SET EXERCISE:
Below are entries. Pull out all lines containing "Сбербанк".

___ DATA SHOWN ___

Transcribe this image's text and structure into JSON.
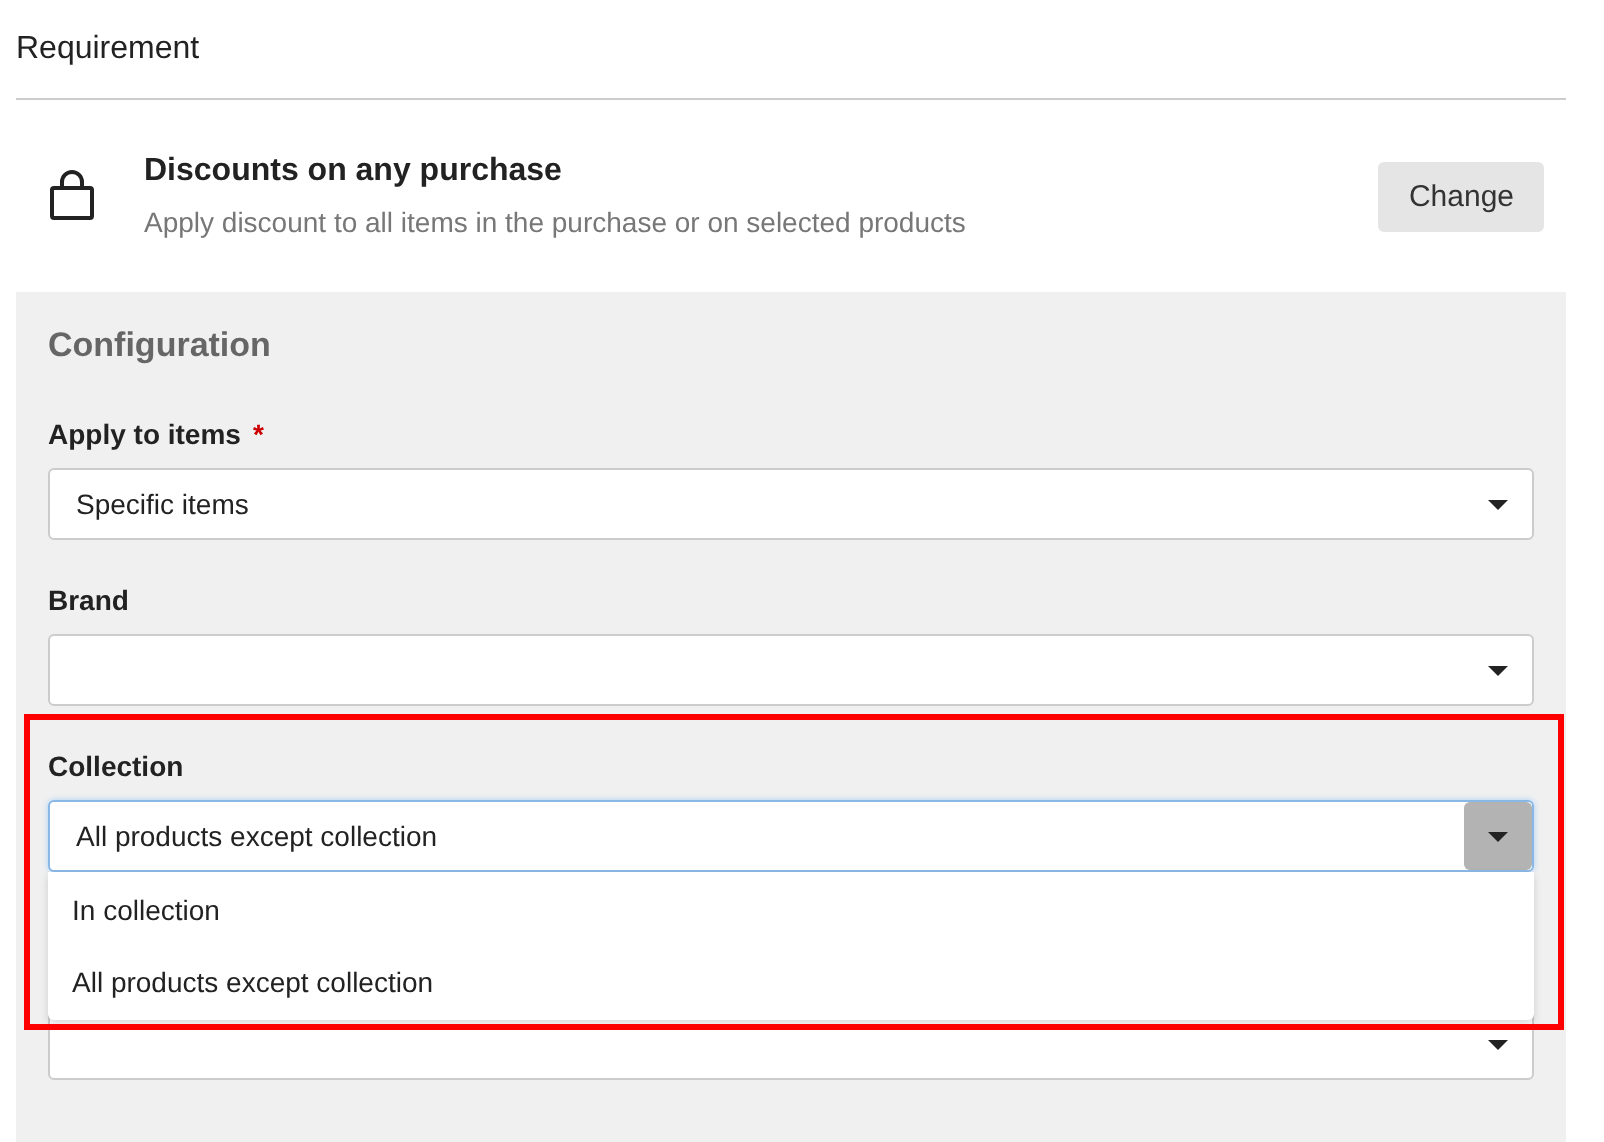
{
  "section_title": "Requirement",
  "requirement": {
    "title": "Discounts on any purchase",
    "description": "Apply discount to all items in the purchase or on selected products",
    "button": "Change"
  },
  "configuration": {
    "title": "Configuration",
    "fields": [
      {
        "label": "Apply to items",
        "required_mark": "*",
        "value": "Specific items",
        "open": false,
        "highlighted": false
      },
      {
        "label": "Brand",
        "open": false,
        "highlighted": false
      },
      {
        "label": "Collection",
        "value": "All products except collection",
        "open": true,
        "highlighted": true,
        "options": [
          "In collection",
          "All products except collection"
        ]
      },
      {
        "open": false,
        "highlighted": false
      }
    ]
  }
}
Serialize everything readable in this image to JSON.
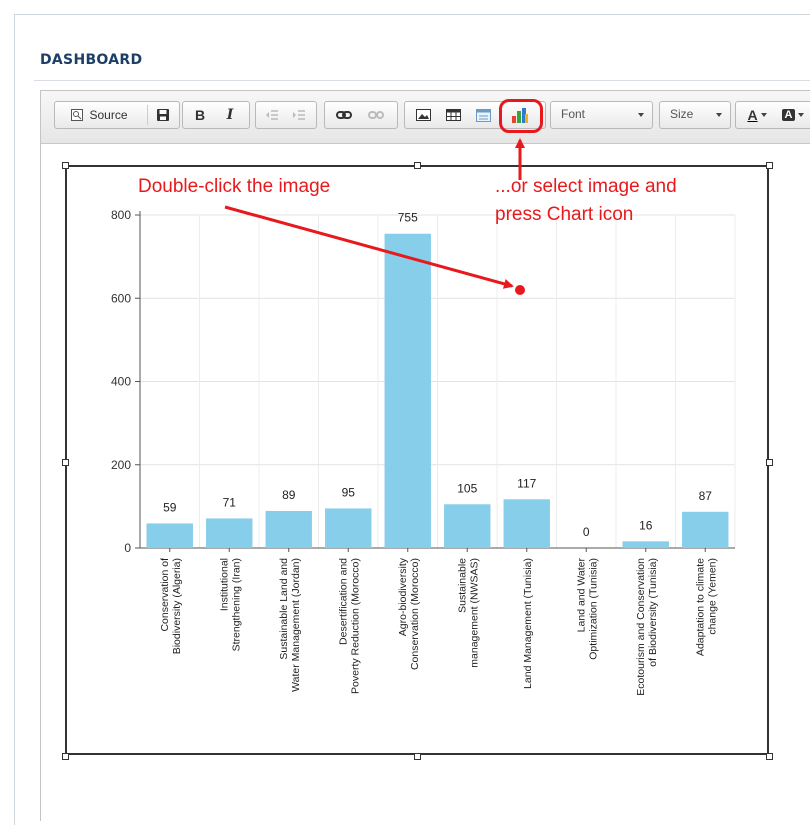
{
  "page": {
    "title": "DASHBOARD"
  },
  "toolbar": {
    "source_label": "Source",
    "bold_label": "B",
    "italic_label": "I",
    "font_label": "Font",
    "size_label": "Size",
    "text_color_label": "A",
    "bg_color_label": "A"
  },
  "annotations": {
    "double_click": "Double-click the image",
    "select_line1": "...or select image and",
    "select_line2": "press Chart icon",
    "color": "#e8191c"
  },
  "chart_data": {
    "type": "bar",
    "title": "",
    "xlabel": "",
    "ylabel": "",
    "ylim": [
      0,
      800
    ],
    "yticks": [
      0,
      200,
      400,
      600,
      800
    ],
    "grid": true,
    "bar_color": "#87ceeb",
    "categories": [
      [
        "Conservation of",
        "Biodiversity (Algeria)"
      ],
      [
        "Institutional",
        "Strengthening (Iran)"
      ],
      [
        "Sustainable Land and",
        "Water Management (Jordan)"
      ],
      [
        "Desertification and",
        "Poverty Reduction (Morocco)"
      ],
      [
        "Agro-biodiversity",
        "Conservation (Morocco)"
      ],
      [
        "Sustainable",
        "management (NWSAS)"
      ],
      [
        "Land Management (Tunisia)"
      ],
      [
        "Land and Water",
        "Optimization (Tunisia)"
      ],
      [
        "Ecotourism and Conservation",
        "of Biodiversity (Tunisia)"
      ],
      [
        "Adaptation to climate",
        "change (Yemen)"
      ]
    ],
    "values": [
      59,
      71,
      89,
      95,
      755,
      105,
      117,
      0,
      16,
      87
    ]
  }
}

___
___ DATA SHOWN ___

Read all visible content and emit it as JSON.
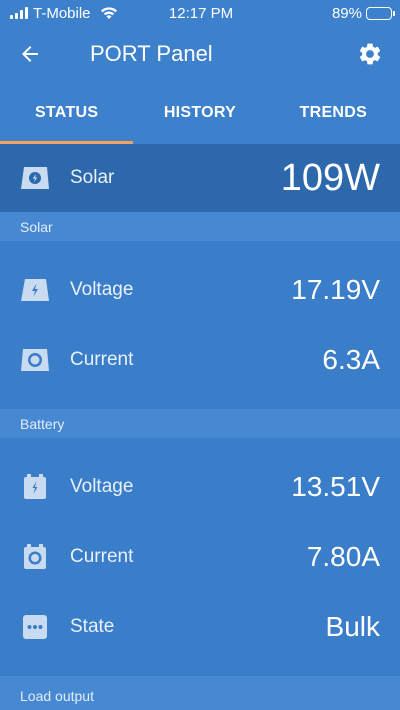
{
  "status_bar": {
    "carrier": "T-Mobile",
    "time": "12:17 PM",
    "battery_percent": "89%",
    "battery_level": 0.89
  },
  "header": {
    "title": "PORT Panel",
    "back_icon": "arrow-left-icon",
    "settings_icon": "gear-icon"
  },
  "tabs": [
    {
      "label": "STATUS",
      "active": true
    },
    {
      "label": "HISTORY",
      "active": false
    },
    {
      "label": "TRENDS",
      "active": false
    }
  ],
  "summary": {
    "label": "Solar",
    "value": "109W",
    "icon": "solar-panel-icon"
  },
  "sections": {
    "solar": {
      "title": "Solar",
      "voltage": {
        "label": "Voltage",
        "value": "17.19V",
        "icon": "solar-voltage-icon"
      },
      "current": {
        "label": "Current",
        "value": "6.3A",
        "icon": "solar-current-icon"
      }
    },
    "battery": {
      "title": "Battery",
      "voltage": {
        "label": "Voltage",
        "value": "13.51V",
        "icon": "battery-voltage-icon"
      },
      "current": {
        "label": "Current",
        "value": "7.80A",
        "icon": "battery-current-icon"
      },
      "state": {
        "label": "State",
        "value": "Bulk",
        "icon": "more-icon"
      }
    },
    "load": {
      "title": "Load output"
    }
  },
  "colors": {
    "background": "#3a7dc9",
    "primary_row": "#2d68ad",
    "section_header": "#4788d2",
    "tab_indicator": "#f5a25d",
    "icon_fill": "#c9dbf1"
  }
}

___
___ DATA SHOWN ___

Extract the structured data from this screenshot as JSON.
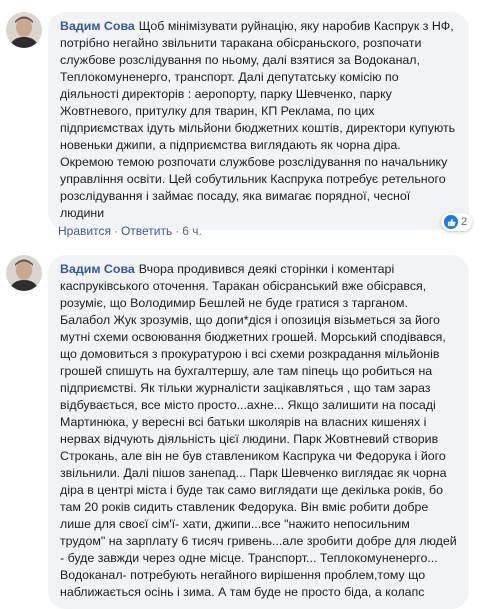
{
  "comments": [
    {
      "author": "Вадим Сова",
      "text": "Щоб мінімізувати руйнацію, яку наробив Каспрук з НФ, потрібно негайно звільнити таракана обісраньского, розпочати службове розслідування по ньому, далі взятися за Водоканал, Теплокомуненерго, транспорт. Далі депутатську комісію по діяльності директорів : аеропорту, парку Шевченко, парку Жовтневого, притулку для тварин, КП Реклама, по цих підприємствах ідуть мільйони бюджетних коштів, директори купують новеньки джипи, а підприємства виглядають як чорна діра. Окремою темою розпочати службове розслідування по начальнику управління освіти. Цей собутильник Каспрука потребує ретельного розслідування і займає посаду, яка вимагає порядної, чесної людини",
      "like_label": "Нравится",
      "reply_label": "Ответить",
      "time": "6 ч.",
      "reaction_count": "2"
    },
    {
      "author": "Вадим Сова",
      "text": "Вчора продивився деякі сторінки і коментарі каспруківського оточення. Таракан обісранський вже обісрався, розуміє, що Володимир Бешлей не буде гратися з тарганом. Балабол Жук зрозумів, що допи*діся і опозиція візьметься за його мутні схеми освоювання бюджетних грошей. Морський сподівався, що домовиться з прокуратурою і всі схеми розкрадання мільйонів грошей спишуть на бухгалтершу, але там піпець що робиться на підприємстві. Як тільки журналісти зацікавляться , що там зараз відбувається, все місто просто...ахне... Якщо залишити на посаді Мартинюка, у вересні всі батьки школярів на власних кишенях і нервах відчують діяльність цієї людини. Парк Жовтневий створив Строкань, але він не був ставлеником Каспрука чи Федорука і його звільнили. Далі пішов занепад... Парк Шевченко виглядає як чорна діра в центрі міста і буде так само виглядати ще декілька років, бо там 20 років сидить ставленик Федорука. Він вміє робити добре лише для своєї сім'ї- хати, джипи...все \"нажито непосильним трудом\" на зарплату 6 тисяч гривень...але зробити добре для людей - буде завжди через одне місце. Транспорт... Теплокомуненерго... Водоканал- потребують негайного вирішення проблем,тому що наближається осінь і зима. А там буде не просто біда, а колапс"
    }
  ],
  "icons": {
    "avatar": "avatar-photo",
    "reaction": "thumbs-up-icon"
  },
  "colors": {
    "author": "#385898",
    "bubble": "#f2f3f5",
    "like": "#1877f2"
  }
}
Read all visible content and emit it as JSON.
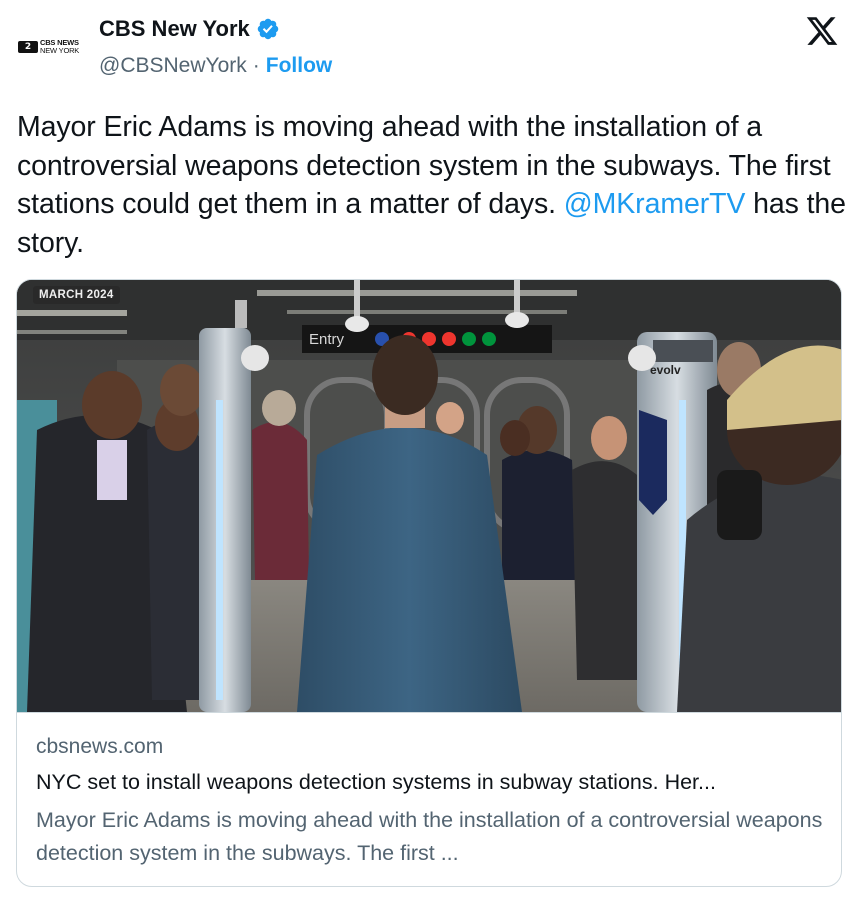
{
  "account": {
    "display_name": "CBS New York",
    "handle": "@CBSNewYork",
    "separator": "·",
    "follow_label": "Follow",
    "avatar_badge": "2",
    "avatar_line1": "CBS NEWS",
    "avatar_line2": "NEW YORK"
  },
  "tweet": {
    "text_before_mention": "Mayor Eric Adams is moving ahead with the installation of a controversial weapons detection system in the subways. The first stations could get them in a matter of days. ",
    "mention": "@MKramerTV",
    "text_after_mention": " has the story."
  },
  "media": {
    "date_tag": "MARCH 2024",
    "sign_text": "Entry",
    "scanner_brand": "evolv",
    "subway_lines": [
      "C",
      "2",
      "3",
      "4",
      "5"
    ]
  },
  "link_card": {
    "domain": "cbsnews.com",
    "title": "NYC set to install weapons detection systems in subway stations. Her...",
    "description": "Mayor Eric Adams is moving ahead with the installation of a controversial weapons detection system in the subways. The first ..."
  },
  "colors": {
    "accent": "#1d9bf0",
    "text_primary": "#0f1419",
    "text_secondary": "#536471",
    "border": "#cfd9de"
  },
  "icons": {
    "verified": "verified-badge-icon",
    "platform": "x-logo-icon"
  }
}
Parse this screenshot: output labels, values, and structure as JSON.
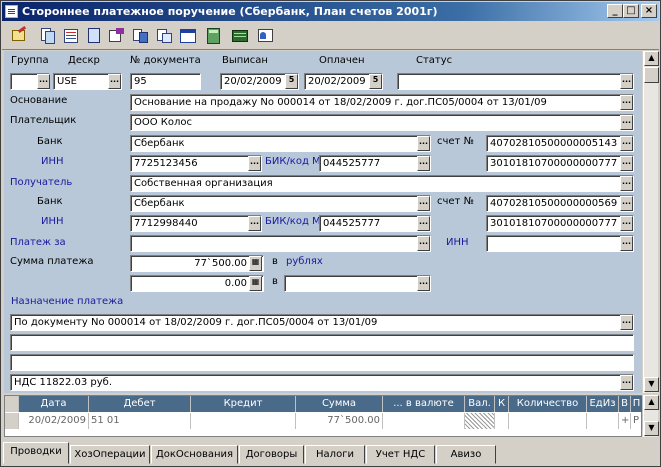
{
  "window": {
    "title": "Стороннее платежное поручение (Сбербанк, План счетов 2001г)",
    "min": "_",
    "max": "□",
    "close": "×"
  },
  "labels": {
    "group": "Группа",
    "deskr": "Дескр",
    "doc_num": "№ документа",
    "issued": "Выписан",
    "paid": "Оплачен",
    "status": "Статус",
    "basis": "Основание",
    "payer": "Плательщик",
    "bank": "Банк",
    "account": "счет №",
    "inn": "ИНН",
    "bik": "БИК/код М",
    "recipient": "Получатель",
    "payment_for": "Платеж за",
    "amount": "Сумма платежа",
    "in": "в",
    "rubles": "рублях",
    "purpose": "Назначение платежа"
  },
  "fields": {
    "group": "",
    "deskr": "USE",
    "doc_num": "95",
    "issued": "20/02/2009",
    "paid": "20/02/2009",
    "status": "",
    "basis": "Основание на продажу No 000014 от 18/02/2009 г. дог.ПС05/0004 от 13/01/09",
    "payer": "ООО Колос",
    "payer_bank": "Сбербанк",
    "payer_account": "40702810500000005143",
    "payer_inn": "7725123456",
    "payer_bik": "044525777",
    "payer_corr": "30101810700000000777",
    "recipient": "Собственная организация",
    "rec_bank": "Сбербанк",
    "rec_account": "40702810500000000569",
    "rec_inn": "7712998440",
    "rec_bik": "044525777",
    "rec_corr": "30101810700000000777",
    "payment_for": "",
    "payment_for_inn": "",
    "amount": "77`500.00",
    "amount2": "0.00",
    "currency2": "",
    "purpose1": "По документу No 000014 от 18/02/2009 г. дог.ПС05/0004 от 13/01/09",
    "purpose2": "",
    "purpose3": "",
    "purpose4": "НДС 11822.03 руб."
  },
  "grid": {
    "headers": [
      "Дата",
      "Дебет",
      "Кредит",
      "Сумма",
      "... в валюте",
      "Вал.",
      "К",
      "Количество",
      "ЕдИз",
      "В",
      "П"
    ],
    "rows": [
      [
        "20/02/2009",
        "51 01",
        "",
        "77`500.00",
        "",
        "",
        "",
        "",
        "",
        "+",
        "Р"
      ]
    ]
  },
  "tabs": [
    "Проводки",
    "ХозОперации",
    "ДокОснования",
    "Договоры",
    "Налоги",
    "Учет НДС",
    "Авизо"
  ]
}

___

SOLUTION:
    "title": "Стороннее платежное поручение (Сбербанк, План счетов 2001г)",
    "payer_bank": "Сбербанк",
    "rec_bank": "Сбербанк",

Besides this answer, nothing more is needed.